__What is required__. Read the data and repeat all of it exactly.

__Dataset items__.
·····

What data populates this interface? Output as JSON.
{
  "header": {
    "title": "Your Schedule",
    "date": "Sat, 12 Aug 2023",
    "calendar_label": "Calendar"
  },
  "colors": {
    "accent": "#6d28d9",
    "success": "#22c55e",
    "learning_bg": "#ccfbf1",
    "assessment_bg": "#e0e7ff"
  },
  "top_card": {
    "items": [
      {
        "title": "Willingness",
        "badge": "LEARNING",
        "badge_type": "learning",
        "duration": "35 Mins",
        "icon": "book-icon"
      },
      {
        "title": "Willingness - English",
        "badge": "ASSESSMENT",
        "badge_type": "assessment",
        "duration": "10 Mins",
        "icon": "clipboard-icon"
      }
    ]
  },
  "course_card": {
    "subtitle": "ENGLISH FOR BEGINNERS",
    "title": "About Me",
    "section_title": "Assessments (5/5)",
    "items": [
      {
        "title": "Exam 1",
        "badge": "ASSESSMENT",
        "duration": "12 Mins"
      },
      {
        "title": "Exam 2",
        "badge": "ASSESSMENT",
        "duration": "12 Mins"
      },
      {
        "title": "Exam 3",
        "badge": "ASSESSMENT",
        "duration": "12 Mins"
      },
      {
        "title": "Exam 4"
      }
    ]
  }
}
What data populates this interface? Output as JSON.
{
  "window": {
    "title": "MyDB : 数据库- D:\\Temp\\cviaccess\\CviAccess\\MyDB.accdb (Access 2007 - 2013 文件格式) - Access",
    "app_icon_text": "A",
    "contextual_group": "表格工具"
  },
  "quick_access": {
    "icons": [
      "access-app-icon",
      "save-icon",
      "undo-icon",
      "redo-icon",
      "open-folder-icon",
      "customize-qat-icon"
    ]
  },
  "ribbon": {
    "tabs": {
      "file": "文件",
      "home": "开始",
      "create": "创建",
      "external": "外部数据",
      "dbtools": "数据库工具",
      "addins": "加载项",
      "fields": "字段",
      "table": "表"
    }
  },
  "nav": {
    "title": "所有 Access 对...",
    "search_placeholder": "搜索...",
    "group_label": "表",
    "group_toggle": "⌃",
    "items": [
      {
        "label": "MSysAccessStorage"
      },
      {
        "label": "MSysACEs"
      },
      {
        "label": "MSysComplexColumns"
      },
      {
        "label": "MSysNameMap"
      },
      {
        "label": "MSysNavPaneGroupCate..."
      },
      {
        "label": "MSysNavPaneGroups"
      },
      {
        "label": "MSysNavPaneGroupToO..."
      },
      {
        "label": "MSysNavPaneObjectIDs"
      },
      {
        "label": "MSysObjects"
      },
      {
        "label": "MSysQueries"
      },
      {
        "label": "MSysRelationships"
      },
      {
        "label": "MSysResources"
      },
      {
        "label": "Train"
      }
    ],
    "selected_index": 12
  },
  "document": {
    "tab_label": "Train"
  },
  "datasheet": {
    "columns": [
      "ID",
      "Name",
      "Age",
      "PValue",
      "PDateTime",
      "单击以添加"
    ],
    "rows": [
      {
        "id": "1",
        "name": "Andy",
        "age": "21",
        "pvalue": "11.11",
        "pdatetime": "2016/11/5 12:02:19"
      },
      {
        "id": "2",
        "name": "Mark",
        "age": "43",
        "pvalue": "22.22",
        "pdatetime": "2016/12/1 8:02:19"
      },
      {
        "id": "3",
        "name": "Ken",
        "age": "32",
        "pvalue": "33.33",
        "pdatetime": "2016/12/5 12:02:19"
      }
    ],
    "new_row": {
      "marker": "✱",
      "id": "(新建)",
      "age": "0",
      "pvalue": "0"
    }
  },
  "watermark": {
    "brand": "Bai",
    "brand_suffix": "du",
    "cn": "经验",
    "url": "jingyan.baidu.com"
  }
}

·····

__Answer to this problem__.
What data populates this interface? Output as JSON.
{
  "header": {
    "title": "Your Schedule",
    "date": "Sat, 12 Aug 2023",
    "calendar_label": "Calendar"
  },
  "colors": {
    "accent": "#6d28d9",
    "success": "#22c55e",
    "learning_bg": "#ccfbf1",
    "assessment_bg": "#e0e7ff"
  },
  "top_card": {
    "items": [
      {
        "title": "Willingness",
        "badge": "LEARNING",
        "badge_type": "learning",
        "duration": "35 Mins",
        "icon": "book-icon"
      },
      {
        "title": "Willingness - English",
        "badge": "ASSESSMENT",
        "badge_type": "assessment",
        "duration": "10 Mins",
        "icon": "clipboard-icon"
      }
    ]
  },
  "course_card": {
    "subtitle": "ENGLISH FOR BEGINNERS",
    "title": "About Me",
    "section_title": "Assessments (5/5)",
    "items": [
      {
        "title": "Exam 1",
        "badge": "ASSESSMENT",
        "duration": "12 Mins"
      },
      {
        "title": "Exam 2",
        "badge": "ASSESSMENT",
        "duration": "12 Mins"
      },
      {
        "title": "Exam 3",
        "badge": "ASSESSMENT",
        "duration": "12 Mins"
      },
      {
        "title": "Exam 4"
      }
    ]
  }
}
What data populates this interface? Output as JSON.
{
  "window": {
    "title": "MyDB : 数据库- D:\\Temp\\cviaccess\\CviAccess\\MyDB.accdb (Access 2007 - 2013 文件格式) - Access",
    "app_icon_text": "A",
    "contextual_group": "表格工具"
  },
  "quick_access": {
    "icons": [
      "access-app-icon",
      "save-icon",
      "undo-icon",
      "redo-icon",
      "open-folder-icon",
      "customize-qat-icon"
    ]
  },
  "ribbon": {
    "tabs": {
      "file": "文件",
      "home": "开始",
      "create": "创建",
      "external": "外部数据",
      "dbtools": "数据库工具",
      "addins": "加载项",
      "fields": "字段",
      "table": "表"
    }
  },
  "nav": {
    "title": "所有 Access 对...",
    "search_placeholder": "搜索...",
    "group_label": "表",
    "group_toggle": "⌃",
    "items": [
      {
        "label": "MSysAccessStorage"
      },
      {
        "label": "MSysACEs"
      },
      {
        "label": "MSysComplexColumns"
      },
      {
        "label": "MSysNameMap"
      },
      {
        "label": "MSysNavPaneGroupCate..."
      },
      {
        "label": "MSysNavPaneGroups"
      },
      {
        "label": "MSysNavPaneGroupToO..."
      },
      {
        "label": "MSysNavPaneObjectIDs"
      },
      {
        "label": "MSysObjects"
      },
      {
        "label": "MSysQueries"
      },
      {
        "label": "MSysRelationships"
      },
      {
        "label": "MSysResources"
      },
      {
        "label": "Train"
      }
    ],
    "selected_index": 12
  },
  "document": {
    "tab_label": "Train"
  },
  "datasheet": {
    "columns": [
      "ID",
      "Name",
      "Age",
      "PValue",
      "PDateTime",
      "单击以添加"
    ],
    "rows": [
      {
        "id": "1",
        "name": "Andy",
        "age": "21",
        "pvalue": "11.11",
        "pdatetime": "2016/11/5 12:02:19"
      },
      {
        "id": "2",
        "name": "Mark",
        "age": "43",
        "pvalue": "22.22",
        "pdatetime": "2016/12/1 8:02:19"
      },
      {
        "id": "3",
        "name": "Ken",
        "age": "32",
        "pvalue": "33.33",
        "pdatetime": "2016/12/5 12:02:19"
      }
    ],
    "new_row": {
      "marker": "✱",
      "id": "(新建)",
      "age": "0",
      "pvalue": "0"
    }
  },
  "watermark": {
    "brand": "Bai",
    "brand_suffix": "du",
    "cn": "经验",
    "url": "jingyan.baidu.com"
  }
}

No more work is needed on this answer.